Aim
Emit the data below verbatim, stripping out any pictures.

-------- Record extracts --------

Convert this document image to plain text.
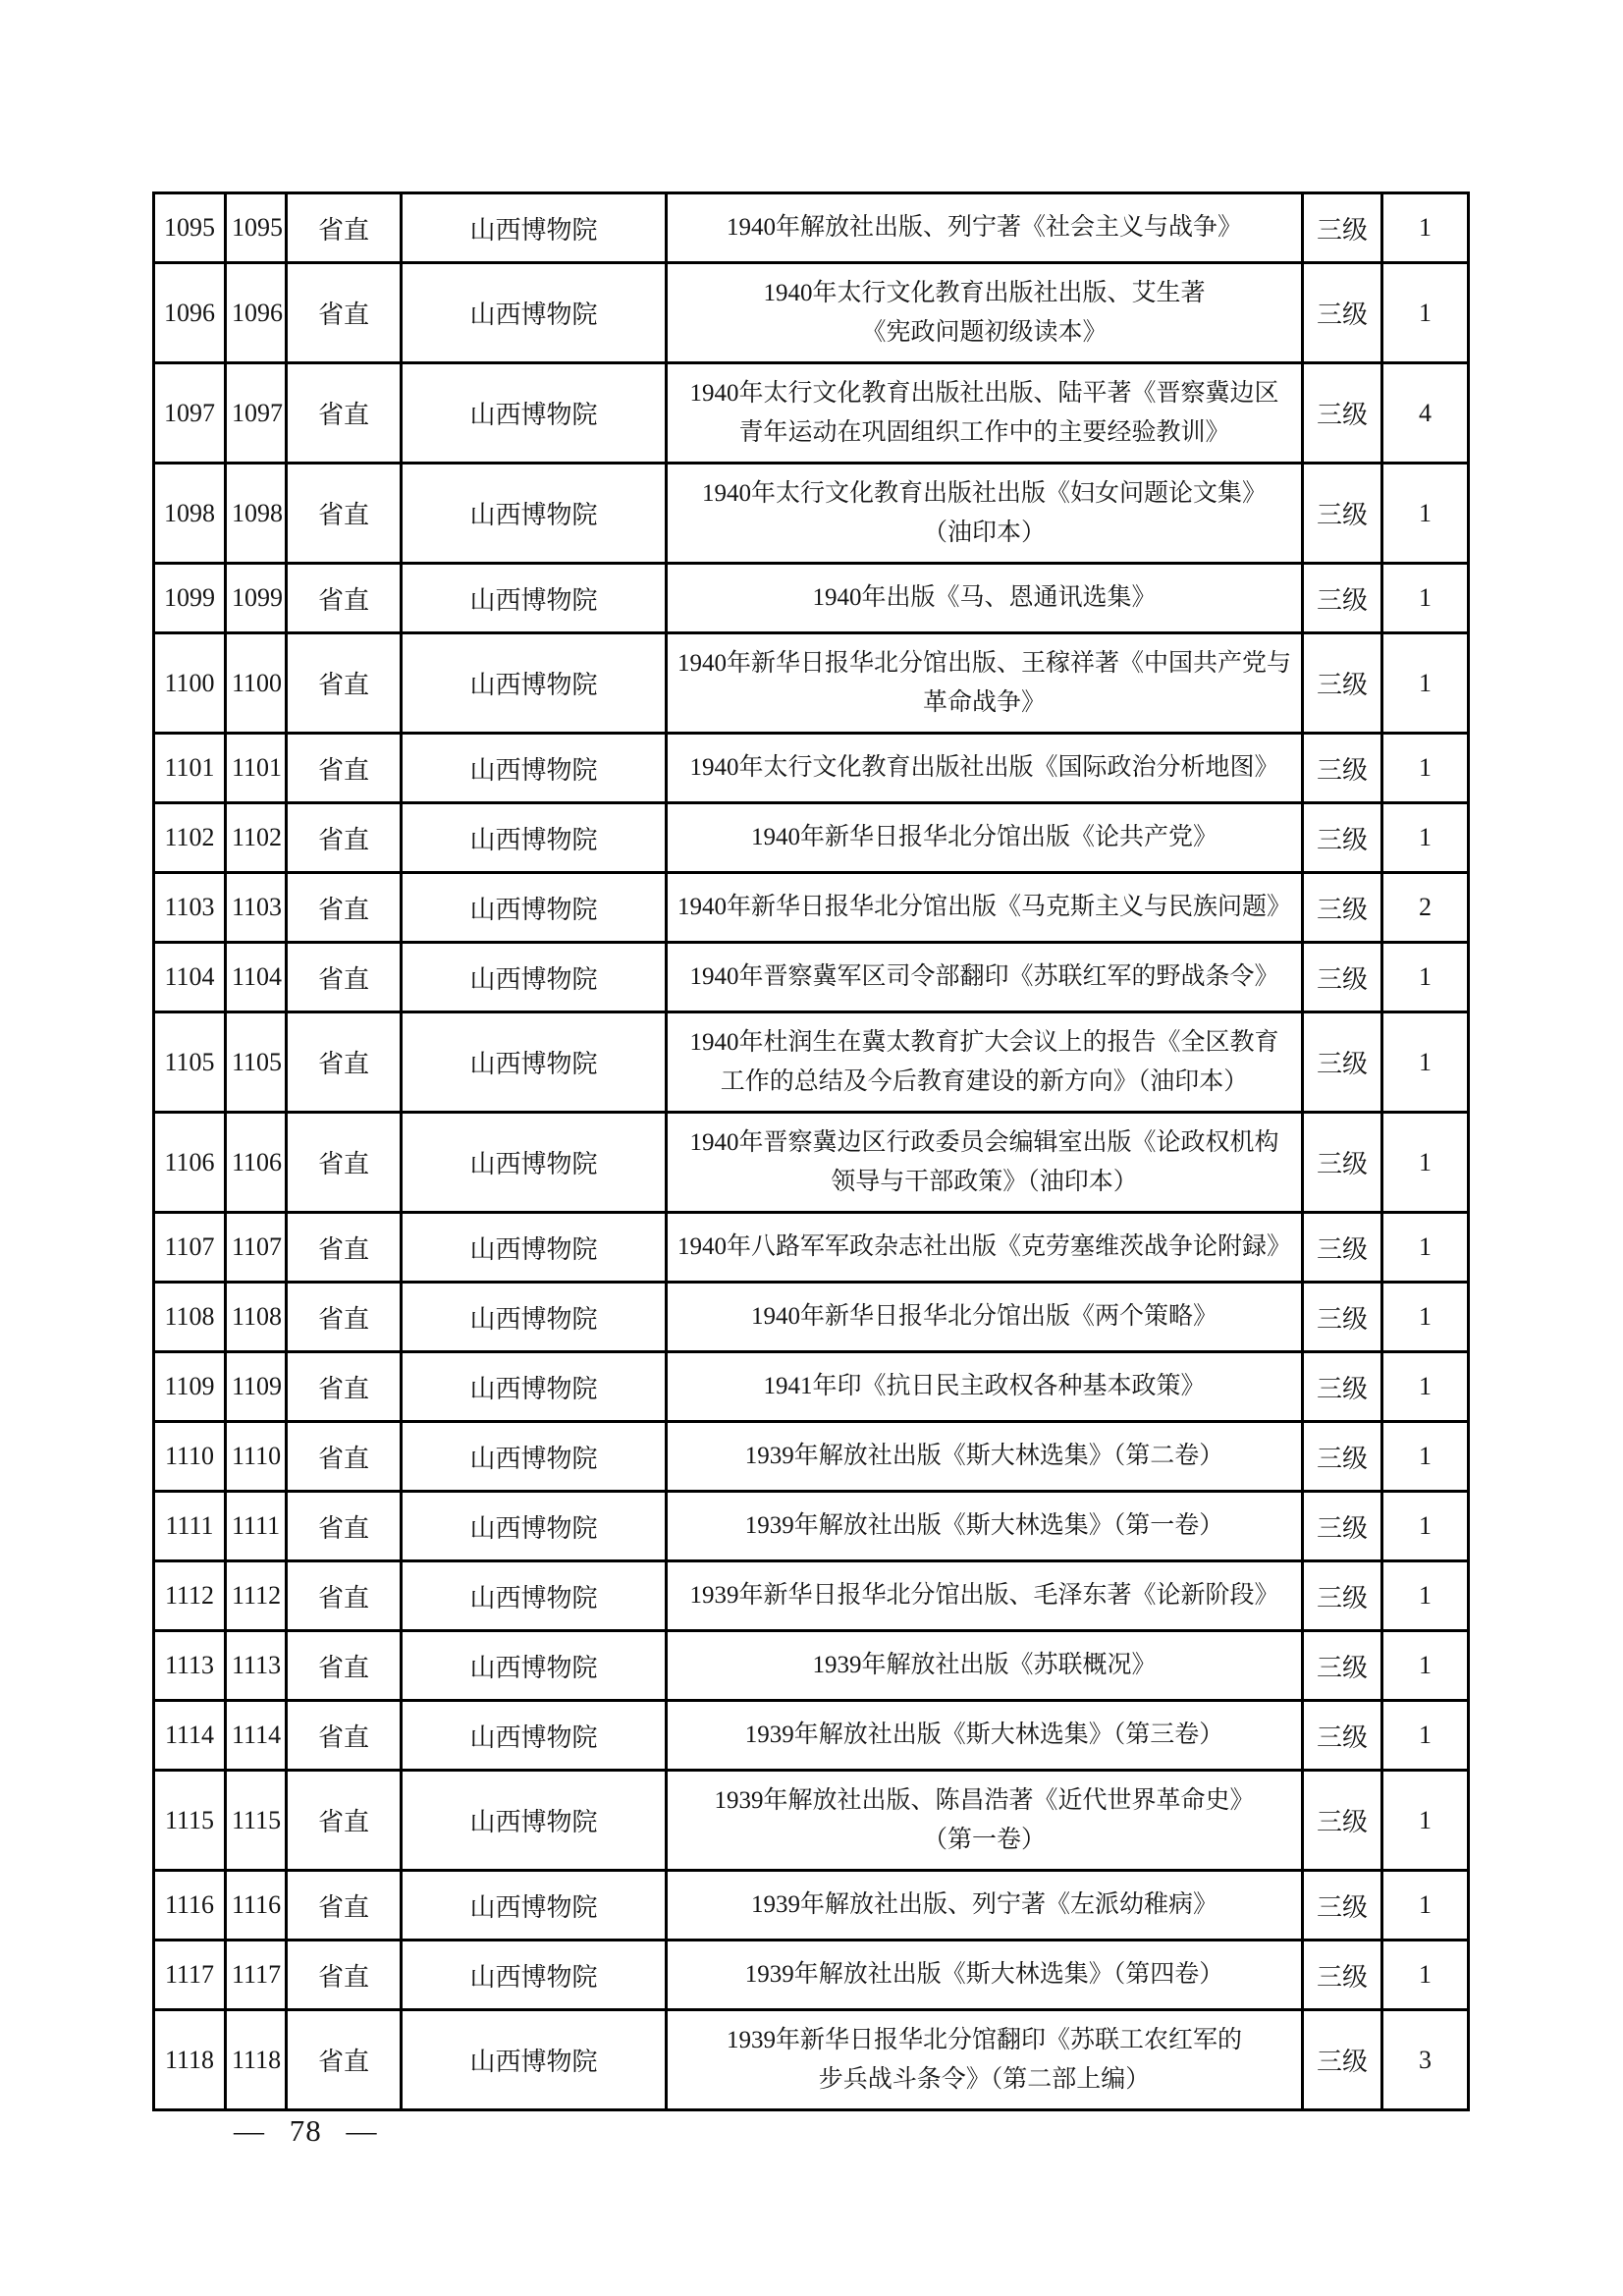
1095	1095	省直	山西博物院	1940年解放社出版、列宁著《社会主义与战争》	三级	1
1096	1096	省直	山西博物院	1940年太行文化教育出版社出版、艾生著
《宪政问题初级读本》	三级	1
1097	1097	省直	山西博物院	1940年太行文化教育出版社出版、陆平著《晋察冀边区
青年运动在巩固组织工作中的主要经验教训》	三级	4
1098	1098	省直	山西博物院	1940年太行文化教育出版社出版《妇女问题论文集》
（油印本）	三级	1
1099	1099	省直	山西博物院	1940年出版《马、恩通讯选集》	三级	1
1100	1100	省直	山西博物院	1940年新华日报华北分馆出版、王稼祥著《中国共产党与
革命战争》	三级	1
1101	1101	省直	山西博物院	1940年太行文化教育出版社出版《国际政治分析地图》	三级	1
1102	1102	省直	山西博物院	1940年新华日报华北分馆出版《论共产党》	三级	1
1103	1103	省直	山西博物院	1940年新华日报华北分馆出版《马克斯主义与民族问题》	三级	2
1104	1104	省直	山西博物院	1940年晋察冀军区司令部翻印《苏联红军的野战条令》	三级	1
1105	1105	省直	山西博物院	1940年杜润生在冀太教育扩大会议上的报告《全区教育
工作的总结及今后教育建设的新方向》（油印本）	三级	1
1106	1106	省直	山西博物院	1940年晋察冀边区行政委员会编辑室出版《论政权机构
领导与干部政策》（油印本）	三级	1
1107	1107	省直	山西博物院	1940年八路军军政杂志社出版《克劳塞维茨战争论附録》	三级	1
1108	1108	省直	山西博物院	1940年新华日报华北分馆出版《两个策略》	三级	1
1109	1109	省直	山西博物院	1941年印《抗日民主政权各种基本政策》	三级	1
1110	1110	省直	山西博物院	1939年解放社出版《斯大林选集》（第二卷）	三级	1
1111	1111	省直	山西博物院	1939年解放社出版《斯大林选集》（第一卷）	三级	1
1112	1112	省直	山西博物院	1939年新华日报华北分馆出版、毛泽东著《论新阶段》	三级	1
1113	1113	省直	山西博物院	1939年解放社出版《苏联概况》	三级	1
1114	1114	省直	山西博物院	1939年解放社出版《斯大林选集》（第三卷）	三级	1
1115	1115	省直	山西博物院	1939年解放社出版、陈昌浩著《近代世界革命史》
（第一卷）	三级	1
1116	1116	省直	山西博物院	1939年解放社出版、列宁著《左派幼稚病》	三级	1
1117	1117	省直	山西博物院	1939年解放社出版《斯大林选集》（第四卷）	三级	1
1118	1118	省直	山西博物院	1939年新华日报华北分馆翻印《苏联工农红军的
步兵战斗条令》（第二部上编）	三级	3
— 78 —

--------

Task response
Convert this document image to plain text.
1095	1095	省直	山西博物院	1940年解放社出版、列宁著《社会主义与战争》	三级	1
1096	1096	省直	山西博物院	1940年太行文化教育出版社出版、艾生著
《宪政问题初级读本》	三级	1
1097	1097	省直	山西博物院	1940年太行文化教育出版社出版、陆平著《晋察冀边区
青年运动在巩固组织工作中的主要经验教训》	三级	4
1098	1098	省直	山西博物院	1940年太行文化教育出版社出版《妇女问题论文集》
（油印本）	三级	1
1099	1099	省直	山西博物院	1940年出版《马、恩通讯选集》	三级	1
1100	1100	省直	山西博物院	1940年新华日报华北分馆出版、王稼祥著《中国共产党与
革命战争》	三级	1
1101	1101	省直	山西博物院	1940年太行文化教育出版社出版《国际政治分析地图》	三级	1
1102	1102	省直	山西博物院	1940年新华日报华北分馆出版《论共产党》	三级	1
1103	1103	省直	山西博物院	1940年新华日报华北分馆出版《马克斯主义与民族问题》	三级	2
1104	1104	省直	山西博物院	1940年晋察冀军区司令部翻印《苏联红军的野战条令》	三级	1
1105	1105	省直	山西博物院	1940年杜润生在冀太教育扩大会议上的报告《全区教育
工作的总结及今后教育建设的新方向》（油印本）	三级	1
1106	1106	省直	山西博物院	1940年晋察冀边区行政委员会编辑室出版《论政权机构
领导与干部政策》（油印本）	三级	1
1107	1107	省直	山西博物院	1940年八路军军政杂志社出版《克劳塞维茨战争论附録》	三级	1
1108	1108	省直	山西博物院	1940年新华日报华北分馆出版《两个策略》	三级	1
1109	1109	省直	山西博物院	1941年印《抗日民主政权各种基本政策》	三级	1
1110	1110	省直	山西博物院	1939年解放社出版《斯大林选集》（第二卷）	三级	1
1111	1111	省直	山西博物院	1939年解放社出版《斯大林选集》（第一卷）	三级	1
1112	1112	省直	山西博物院	1939年新华日报华北分馆出版、毛泽东著《论新阶段》	三级	1
1113	1113	省直	山西博物院	1939年解放社出版《苏联概况》	三级	1
1114	1114	省直	山西博物院	1939年解放社出版《斯大林选集》（第三卷）	三级	1
1115	1115	省直	山西博物院	1939年解放社出版、陈昌浩著《近代世界革命史》
（第一卷）	三级	1
1116	1116	省直	山西博物院	1939年解放社出版、列宁著《左派幼稚病》	三级	1
1117	1117	省直	山西博物院	1939年解放社出版《斯大林选集》（第四卷）	三级	1
1118	1118	省直	山西博物院	1939年新华日报华北分馆翻印《苏联工农红军的
步兵战斗条令》（第二部上编）	三级	3
— 78 —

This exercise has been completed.